### Text provided
____

This summer marked my 5-year anniversary of being diagnosed with cancer. It’s almost eerie to think that it has been that long since my diagnosis. During those first dark days, I wasn’t sure how I was going to make it from one day to the next, much less to a 1-year or 5-year mark. Back then, I would read stories of cancer survivors and wonder how they managed to stay so calm, and how they ever made it through the emotional whirlwind that comes in the aftermath of a cancer diagnosis, to reach the point of being a long-term survivor. “Long term” was a designation that seemed unreachable at the time. That’s the thing about cancer: time seemed to absolutely stop immediately after receiving that terrible news. Everyone else seemed to go on, living their lives, and I felt that mine was put on hold. My days, my nights, my thoughts, my very being were consumed by cancer. I could not fathom the idea that I would ever get beyond this.
Slowly, very slowly, the days turned into weeks and then months. I looked at this journey as a series of tasks that I needed to complete. Have appointment with surgeon. Check. Prepare for surgery. Check. Have surgery. Check. Recover from surgery. Check. Start physical therapy. Check. Follow up appointments. Check. Start medication. Check. Then, more surgery, more recovery. This cycle repeated several times over the course of three years. What I hadn’t realized until much later is that because I was so focused on completing tasks, physically recovering from multiple surgeries, I neglected to pay attention to another type of healing and recovery that is equally important. The emotional trauma that accompanies this entire experience cannot be underestimated and processing it is a critical and necessary step in being able to truly heal.

____

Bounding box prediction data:

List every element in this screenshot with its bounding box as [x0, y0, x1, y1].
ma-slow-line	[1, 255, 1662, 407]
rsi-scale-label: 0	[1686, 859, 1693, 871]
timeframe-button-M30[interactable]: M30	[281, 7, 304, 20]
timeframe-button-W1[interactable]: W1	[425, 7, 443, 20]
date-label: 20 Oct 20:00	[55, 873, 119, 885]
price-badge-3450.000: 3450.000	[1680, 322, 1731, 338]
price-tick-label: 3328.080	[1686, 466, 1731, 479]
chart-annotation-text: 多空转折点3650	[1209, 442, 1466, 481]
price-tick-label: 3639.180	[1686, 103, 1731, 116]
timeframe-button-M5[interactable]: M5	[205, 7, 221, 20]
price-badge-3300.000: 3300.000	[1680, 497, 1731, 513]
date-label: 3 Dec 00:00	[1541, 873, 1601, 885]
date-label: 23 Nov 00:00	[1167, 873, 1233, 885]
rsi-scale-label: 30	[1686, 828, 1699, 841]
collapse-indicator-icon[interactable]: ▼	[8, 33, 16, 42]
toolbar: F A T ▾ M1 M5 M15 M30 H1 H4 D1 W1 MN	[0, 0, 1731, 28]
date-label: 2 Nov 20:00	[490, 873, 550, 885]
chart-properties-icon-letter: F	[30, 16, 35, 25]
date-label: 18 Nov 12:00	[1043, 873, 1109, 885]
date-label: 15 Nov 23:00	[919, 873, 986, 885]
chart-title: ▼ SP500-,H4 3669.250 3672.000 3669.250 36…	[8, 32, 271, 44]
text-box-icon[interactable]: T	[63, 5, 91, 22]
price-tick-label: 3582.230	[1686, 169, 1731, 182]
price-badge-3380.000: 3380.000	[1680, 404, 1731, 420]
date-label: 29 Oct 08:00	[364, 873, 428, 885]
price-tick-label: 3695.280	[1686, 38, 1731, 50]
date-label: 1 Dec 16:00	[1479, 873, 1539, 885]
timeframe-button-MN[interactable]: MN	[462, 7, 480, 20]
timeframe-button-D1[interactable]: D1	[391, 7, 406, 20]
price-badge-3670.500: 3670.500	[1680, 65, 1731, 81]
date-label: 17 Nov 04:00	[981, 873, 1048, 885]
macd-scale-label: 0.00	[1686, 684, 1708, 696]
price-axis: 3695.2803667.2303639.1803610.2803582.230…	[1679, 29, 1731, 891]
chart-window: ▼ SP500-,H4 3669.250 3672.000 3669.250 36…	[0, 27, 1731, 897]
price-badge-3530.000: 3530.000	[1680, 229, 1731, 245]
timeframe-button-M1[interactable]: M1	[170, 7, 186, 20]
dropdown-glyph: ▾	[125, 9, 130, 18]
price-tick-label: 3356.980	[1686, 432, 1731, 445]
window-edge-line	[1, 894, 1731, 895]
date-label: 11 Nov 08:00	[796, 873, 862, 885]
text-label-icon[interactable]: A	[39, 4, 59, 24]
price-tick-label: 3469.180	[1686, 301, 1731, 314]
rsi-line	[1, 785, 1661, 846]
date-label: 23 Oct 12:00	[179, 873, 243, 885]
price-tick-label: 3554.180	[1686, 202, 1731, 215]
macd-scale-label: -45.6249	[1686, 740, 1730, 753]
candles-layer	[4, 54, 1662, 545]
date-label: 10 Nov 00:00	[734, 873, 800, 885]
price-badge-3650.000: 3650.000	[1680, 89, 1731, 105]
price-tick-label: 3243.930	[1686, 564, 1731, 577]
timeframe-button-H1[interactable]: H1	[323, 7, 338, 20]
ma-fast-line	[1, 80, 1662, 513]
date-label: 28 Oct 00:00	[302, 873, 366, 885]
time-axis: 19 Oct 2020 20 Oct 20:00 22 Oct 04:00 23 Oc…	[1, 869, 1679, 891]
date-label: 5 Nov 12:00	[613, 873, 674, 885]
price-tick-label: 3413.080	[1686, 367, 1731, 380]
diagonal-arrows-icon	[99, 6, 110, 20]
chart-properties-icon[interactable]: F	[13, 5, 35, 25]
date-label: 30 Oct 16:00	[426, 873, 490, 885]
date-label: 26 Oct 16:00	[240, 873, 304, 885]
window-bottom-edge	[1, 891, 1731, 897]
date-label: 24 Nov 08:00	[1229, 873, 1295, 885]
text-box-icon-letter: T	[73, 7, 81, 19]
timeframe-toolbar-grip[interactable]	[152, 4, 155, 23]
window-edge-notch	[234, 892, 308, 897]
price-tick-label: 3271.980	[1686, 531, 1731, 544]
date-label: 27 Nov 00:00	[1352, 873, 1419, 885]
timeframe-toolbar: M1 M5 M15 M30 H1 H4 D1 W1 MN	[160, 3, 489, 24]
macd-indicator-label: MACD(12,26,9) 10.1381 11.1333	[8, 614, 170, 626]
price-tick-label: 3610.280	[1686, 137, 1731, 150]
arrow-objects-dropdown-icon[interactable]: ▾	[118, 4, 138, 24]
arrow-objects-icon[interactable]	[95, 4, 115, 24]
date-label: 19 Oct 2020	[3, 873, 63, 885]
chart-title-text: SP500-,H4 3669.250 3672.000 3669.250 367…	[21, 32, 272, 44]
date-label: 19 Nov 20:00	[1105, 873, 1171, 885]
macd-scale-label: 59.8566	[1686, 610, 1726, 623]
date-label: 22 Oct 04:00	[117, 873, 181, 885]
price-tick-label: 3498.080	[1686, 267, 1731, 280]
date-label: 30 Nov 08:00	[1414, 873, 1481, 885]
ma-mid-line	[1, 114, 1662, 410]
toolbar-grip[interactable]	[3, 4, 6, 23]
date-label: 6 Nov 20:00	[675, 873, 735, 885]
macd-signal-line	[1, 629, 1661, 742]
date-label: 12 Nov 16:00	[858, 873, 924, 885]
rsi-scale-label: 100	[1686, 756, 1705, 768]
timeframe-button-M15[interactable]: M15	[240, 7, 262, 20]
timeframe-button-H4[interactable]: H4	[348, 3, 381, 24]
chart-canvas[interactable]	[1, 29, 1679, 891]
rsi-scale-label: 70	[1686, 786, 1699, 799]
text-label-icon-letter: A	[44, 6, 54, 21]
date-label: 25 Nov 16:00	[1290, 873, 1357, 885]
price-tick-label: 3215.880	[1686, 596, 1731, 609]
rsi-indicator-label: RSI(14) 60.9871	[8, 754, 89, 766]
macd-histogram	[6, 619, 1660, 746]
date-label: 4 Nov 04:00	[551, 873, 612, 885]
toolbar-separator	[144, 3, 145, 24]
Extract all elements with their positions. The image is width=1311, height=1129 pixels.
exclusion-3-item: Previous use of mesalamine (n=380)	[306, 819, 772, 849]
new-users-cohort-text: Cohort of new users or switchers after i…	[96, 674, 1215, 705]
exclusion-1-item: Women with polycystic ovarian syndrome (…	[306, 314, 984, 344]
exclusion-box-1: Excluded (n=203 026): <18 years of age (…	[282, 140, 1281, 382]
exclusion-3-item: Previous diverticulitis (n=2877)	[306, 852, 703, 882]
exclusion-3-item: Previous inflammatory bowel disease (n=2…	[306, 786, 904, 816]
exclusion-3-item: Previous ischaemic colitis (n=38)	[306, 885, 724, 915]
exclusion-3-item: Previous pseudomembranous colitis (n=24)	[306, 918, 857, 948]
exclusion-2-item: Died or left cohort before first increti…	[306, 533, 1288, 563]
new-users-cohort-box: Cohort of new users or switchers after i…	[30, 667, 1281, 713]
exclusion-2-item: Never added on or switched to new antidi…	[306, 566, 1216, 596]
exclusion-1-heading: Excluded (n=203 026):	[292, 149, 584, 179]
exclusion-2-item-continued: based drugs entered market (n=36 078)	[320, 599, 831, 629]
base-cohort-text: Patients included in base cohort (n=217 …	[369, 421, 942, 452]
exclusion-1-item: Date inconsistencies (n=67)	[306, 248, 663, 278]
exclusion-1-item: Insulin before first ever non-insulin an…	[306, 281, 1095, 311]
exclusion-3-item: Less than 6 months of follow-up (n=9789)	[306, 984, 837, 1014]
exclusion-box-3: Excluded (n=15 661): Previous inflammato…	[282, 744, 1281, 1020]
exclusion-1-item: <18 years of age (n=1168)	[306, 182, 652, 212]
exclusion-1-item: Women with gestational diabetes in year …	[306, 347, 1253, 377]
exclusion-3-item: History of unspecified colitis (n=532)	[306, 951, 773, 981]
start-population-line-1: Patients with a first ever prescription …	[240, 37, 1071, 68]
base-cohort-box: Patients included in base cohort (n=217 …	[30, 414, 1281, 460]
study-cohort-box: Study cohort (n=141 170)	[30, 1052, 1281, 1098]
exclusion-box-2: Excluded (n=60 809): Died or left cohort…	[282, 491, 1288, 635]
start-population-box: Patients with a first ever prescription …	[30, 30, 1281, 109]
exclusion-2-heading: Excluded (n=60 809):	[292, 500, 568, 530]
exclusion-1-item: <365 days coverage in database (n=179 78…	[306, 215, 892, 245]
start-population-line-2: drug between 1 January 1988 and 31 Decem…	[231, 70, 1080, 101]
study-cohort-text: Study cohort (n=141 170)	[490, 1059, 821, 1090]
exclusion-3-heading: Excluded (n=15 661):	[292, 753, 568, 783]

____

### Study questions
A: Copy out the essay on surviving cancer between "Slowly, very slowly, the" and "to truly heal.", inclusive, changing each "Check" to "Done".
B: Extend the essay on surviving cancer past its last sentence.

### Exercise responses
A:
Slowly, very slowly, the days turned into weeks and then months. I looked at this journey as a series of tasks that I needed to complete. Have appointment with surgeon. Done. Prepare for surgery. Done. Have surgery. Done. Recover from surgery. Done. Start physical therapy. Done. Follow up appointments. Done. Start medication. Done. Then, more surgery, more recovery. This cycle repeated several times over the course of three years. What I hadn’t realized until much later is that because I was so focused on completing tasks, physically recovering from multiple surgeries, I neglected to pay attention to another type of healing and recovery that is equally important. The emotional trauma that accompanies this entire experience cannot be underestimated and processing it is a critical and necessary step in being able to truly heal.

B:
This may have been the most difficult part of my cancer journey. There is no checklist, no rulebook that tells a person how to process the entire experience. Cancer is very isolating, and it doesn’t operate on anyone’s schedule. Often it seemed to be one step forward, two steps back. Making net negative progress in emotional healing is quite disheartening and demoralizing. But this is the micro-perspective. Although there may have been setbacks in the day-to-day experience, when I actually took the time to deliberately contemplate the entire progression, the “macro-perspective”, so to speak, I was then able to recognize that progress WAS being made, however slowly it may have been. Eventually, I accepted that this was what healing looked like for me: a series of small victories interspersed by some small (and some not so small) setbacks.
I remember asking other survivors how long it was until they had a day where they managed to NOT think about cancer. Not surprisingly, everyone had different answers. And then one day, I realized that it had happened for me. This was perhaps a symbolic finish line, or at least a notable achievement along the way. I did silently mark the 5-year point in my head as the day came and went. Some people want to throw a party and have a loud celebration. For me, a quiet note was just fine with me as I have deliberately worked to allow cancer to occupy less and less of my thoughts and take up an ever-decreasing amount of emotional bandwidth.